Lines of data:
══════════════════════════════

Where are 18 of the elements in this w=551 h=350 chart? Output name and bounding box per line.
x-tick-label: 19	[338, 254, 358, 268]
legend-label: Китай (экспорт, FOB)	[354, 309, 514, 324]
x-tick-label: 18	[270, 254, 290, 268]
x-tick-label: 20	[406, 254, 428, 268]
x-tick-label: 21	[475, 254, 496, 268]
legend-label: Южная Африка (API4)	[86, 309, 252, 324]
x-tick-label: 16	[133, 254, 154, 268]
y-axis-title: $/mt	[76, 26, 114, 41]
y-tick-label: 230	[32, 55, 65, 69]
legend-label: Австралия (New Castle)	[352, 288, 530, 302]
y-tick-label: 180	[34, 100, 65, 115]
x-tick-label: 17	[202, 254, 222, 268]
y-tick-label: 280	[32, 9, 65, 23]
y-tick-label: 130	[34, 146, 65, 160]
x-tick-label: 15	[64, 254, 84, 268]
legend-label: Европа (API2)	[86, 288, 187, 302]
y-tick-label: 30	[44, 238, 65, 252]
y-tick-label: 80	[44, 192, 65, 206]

══════════════════════════════

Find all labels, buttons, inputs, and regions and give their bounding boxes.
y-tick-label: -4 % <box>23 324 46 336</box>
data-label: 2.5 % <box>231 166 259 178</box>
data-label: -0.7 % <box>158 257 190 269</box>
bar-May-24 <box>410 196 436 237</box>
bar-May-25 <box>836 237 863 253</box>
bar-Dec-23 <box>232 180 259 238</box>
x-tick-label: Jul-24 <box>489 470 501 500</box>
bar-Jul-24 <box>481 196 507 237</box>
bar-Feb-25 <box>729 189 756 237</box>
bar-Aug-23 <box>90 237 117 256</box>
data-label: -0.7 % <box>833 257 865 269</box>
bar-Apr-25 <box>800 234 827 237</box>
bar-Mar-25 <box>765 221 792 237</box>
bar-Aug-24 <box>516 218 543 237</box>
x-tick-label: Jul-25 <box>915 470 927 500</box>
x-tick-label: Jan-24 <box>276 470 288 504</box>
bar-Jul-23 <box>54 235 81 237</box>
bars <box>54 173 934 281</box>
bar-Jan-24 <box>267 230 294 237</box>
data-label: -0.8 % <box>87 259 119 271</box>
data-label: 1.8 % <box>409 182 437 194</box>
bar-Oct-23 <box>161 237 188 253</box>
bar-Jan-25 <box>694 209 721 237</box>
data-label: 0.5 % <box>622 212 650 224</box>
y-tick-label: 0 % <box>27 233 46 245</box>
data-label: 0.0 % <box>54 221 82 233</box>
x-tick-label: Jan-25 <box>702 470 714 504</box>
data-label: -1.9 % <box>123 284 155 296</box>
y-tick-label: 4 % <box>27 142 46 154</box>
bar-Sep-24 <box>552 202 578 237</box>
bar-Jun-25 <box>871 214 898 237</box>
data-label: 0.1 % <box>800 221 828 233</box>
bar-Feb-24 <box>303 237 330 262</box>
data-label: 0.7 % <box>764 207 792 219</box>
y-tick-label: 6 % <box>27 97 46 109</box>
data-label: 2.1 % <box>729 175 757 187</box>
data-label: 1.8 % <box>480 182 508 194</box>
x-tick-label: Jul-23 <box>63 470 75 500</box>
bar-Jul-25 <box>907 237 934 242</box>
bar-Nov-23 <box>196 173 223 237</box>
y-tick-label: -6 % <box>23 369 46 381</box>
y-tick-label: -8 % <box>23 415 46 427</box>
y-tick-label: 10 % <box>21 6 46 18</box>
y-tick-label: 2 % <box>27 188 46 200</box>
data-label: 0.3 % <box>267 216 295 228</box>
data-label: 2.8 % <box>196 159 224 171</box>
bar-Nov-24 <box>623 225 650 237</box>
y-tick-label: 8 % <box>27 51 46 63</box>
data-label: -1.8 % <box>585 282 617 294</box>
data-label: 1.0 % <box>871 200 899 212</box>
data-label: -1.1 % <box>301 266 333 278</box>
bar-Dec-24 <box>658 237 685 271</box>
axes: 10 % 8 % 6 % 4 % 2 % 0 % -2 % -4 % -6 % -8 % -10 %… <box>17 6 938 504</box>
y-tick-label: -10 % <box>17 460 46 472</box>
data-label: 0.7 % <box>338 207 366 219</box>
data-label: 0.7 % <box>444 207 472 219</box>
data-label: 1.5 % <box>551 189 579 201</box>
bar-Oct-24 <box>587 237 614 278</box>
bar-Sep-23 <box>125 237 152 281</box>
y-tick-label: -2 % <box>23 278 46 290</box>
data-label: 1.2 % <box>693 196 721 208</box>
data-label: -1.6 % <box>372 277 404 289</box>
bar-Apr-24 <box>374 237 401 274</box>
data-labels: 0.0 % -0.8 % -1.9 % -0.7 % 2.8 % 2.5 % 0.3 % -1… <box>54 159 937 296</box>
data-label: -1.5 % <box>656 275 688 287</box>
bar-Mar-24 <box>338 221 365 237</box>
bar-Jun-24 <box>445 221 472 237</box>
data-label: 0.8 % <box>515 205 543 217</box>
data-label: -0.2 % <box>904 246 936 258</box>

══════════════════════════════

AIM :: Retype the entries without any changes, from the line containing "Where are 18" up to and including the line containing "254, 222, 268]".

FINISHED TASK ::
Where are 18 of the elements in this w=551 h=350 chart? Output name and bounding box per line.
x-tick-label: 19	[338, 254, 358, 268]
legend-label: Китай (экспорт, FOB)	[354, 309, 514, 324]
x-tick-label: 18	[270, 254, 290, 268]
x-tick-label: 20	[406, 254, 428, 268]
x-tick-label: 21	[475, 254, 496, 268]
legend-label: Южная Африка (API4)	[86, 309, 252, 324]
x-tick-label: 16	[133, 254, 154, 268]
y-axis-title: $/mt	[76, 26, 114, 41]
y-tick-label: 230	[32, 55, 65, 69]
legend-label: Австралия (New Castle)	[352, 288, 530, 302]
y-tick-label: 180	[34, 100, 65, 115]
x-tick-label: 17	[202, 254, 222, 268]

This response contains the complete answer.